▶ _What to produce_
Find every line with "people" in it, then report how many there are and nothing more.

####

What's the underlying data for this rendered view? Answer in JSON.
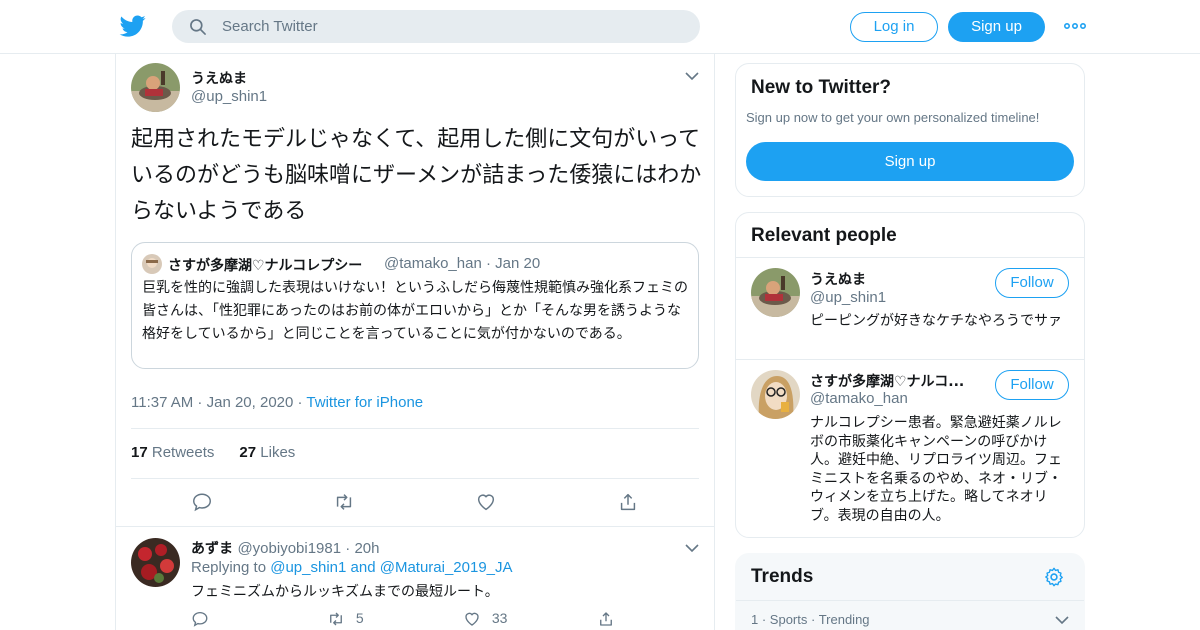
{
  "colors": {
    "accent": "#1da1f2",
    "link": "#1b95e0",
    "muted": "#657786",
    "text": "#14171a",
    "border": "#e6ecf0"
  },
  "header": {
    "logo_icon": "twitter-bird-icon",
    "search_placeholder": "Search Twitter",
    "login_label": "Log in",
    "signup_label": "Sign up",
    "more_icon": "more-dots-icon"
  },
  "tweet": {
    "author_name": "うえぬま",
    "author_handle": "@up_shin1",
    "text": "起用されたモデルじゃなくて、起用した側に文句がいっているのがどうも脳味噌にザーメンが詰まった倭猿にはわからないようである",
    "quote": {
      "name": "さすが多摩湖♡ナルコレプシー",
      "handle": "@tamako_han",
      "date": "Jan 20",
      "text": "巨乳を性的に強調した表現はいけない！というふしだら侮蔑性規範慎み強化系フェミの皆さんは、「性犯罪にあったのはお前の体がエロいから」とか「そんな男を誘うような格好をしているから」と同じことを言っていることに気が付かないのである。"
    },
    "time": "11:37 AM",
    "date": "Jan 20, 2020",
    "source": "Twitter for iPhone",
    "retweets_count": "17",
    "retweets_label": "Retweets",
    "likes_count": "27",
    "likes_label": "Likes",
    "actions": [
      "reply-icon",
      "retweet-icon",
      "like-icon",
      "share-icon"
    ]
  },
  "reply": {
    "name": "あずま",
    "handle": "@yobiyobi1981",
    "time": "20h",
    "replying_prefix": "Replying to",
    "replying_to_1": "@up_shin1",
    "replying_and": "and",
    "replying_to_2": "@Maturai_2019_JA",
    "text": "フェミニズムからルッキズムまでの最短ルート。",
    "retweets": "5",
    "likes": "33"
  },
  "sidebar": {
    "new_title": "New to Twitter?",
    "new_sub": "Sign up now to get your own personalized timeline!",
    "new_button": "Sign up",
    "relevant_title": "Relevant people",
    "people": [
      {
        "name": "うえぬま",
        "handle": "@up_shin1",
        "bio": "ピーピングが好きなケチなやろうでサァ",
        "follow": "Follow"
      },
      {
        "name": "さすが多摩湖♡ナルコ...",
        "handle": "@tamako_han",
        "bio": "ナルコレプシー患者。緊急避妊薬ノルレボの市販薬化キャンペーンの呼びかけ人。避妊中絶、リプロライツ周辺。フェミニストを名乗るのやめ、ネオ・リブ・ウィメンを立ち上げた。略してネオリブ。表現の自由の人。",
        "follow": "Follow"
      }
    ],
    "trends_title": "Trends",
    "trend_row": {
      "rank": "1",
      "category": "Sports",
      "status": "Trending"
    }
  }
}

####

▶ _Answer to the problem_
2